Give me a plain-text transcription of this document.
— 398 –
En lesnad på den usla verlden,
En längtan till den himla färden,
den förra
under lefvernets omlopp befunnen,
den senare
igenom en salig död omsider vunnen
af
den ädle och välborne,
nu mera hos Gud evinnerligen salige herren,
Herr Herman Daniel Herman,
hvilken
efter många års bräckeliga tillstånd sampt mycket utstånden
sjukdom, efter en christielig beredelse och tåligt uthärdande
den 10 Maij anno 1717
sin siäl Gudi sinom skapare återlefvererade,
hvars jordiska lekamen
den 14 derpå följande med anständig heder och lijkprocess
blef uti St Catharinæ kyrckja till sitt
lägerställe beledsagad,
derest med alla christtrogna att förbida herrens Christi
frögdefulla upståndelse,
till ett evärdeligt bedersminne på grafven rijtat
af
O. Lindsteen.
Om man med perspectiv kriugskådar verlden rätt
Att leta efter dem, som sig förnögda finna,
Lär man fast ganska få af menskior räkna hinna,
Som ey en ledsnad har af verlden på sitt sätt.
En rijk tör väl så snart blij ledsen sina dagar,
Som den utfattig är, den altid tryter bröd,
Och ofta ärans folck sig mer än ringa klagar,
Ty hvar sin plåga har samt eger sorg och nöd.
********
◆ **PROBLEM TO SOLVE**: Look through the entries, and return every line that the word "verlden" appears in.

◆ **ANSWER SPACE**:
En lesnad på den usla verlden,
Om man med perspectiv kriugskådar verlden rätt
Som ey en ledsnad har af verlden på sitt sätt.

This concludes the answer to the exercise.